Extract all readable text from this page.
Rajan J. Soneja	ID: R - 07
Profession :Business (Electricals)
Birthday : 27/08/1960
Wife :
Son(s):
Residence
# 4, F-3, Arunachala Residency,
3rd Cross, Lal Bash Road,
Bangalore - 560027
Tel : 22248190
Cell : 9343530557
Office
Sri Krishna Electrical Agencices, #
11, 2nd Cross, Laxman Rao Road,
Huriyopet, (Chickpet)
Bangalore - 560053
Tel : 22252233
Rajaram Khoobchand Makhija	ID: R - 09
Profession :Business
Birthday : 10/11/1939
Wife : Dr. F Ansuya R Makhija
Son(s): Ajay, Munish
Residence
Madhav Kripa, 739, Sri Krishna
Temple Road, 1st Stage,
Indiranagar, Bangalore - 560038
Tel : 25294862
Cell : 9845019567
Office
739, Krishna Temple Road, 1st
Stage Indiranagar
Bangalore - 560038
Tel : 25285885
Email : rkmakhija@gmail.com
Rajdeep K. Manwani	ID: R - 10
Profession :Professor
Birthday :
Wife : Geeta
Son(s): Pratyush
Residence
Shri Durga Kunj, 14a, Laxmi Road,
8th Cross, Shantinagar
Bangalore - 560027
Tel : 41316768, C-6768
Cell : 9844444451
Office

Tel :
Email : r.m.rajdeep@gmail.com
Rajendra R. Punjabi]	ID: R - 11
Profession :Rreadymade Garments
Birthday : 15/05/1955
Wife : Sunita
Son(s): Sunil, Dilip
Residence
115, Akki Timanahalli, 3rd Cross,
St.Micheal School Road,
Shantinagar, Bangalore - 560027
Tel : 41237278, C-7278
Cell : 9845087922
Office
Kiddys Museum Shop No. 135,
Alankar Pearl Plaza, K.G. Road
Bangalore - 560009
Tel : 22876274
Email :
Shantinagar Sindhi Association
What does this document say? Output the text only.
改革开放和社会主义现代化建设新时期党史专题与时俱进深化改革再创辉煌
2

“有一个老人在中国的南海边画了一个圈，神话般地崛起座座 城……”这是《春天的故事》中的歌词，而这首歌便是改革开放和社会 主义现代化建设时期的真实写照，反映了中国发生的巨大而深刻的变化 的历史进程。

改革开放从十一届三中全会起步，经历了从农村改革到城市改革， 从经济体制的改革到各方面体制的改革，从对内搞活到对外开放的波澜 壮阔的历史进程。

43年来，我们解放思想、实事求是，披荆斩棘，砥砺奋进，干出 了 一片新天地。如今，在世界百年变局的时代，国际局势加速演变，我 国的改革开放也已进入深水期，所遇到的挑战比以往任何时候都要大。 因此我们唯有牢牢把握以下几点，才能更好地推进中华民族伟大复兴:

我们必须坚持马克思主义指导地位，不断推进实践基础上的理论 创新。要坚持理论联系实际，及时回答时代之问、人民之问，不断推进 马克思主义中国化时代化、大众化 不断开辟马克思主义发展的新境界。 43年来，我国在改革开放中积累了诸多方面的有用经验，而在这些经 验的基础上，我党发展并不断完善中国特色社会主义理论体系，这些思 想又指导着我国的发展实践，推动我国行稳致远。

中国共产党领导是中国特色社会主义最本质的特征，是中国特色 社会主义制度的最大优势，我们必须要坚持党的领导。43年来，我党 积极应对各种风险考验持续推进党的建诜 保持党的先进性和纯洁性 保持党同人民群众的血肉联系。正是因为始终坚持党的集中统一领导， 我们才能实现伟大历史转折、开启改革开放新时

• Directions for this task:
Begin with the line that contains "What does this" and end with the last line of the records; set down every line in that span exactly, and nothing else.

• Solution to this task:
What does this document say? Output the text only.
改革开放和社会主义现代化建设新时期党史专题与时俱进深化改革再创辉煌
2

“有一个老人在中国的南海边画了一个圈，神话般地崛起座座 城……”这是《春天的故事》中的歌词，而这首歌便是改革开放和社会 主义现代化建设时期的真实写照，反映了中国发生的巨大而深刻的变化 的历史进程。

改革开放从十一届三中全会起步，经历了从农村改革到城市改革， 从经济体制的改革到各方面体制的改革，从对内搞活到对外开放的波澜 壮阔的历史进程。

43年来，我们解放思想、实事求是，披荆斩棘，砥砺奋进，干出 了 一片新天地。如今，在世界百年变局的时代，国际局势加速演变，我 国的改革开放也已进入深水期，所遇到的挑战比以往任何时候都要大。 因此我们唯有牢牢把握以下几点，才能更好地推进中华民族伟大复兴:

我们必须坚持马克思主义指导地位，不断推进实践基础上的理论 创新。要坚持理论联系实际，及时回答时代之问、人民之问，不断推进 马克思主义中国化时代化、大众化 不断开辟马克思主义发展的新境界。 43年来，我国在改革开放中积累了诸多方面的有用经验，而在这些经 验的基础上，我党发展并不断完善中国特色社会主义理论体系，这些思 想又指导着我国的发展实践，推动我国行稳致远。

中国共产党领导是中国特色社会主义最本质的特征，是中国特色 社会主义制度的最大优势，我们必须要坚持党的领导。43年来，我党 积极应对各种风险考验持续推进党的建诜 保持党的先进性和纯洁性 保持党同人民群众的血肉联系。正是因为始终坚持党的集中统一领导， 我们才能实现伟大历史转折、开启改革开放新时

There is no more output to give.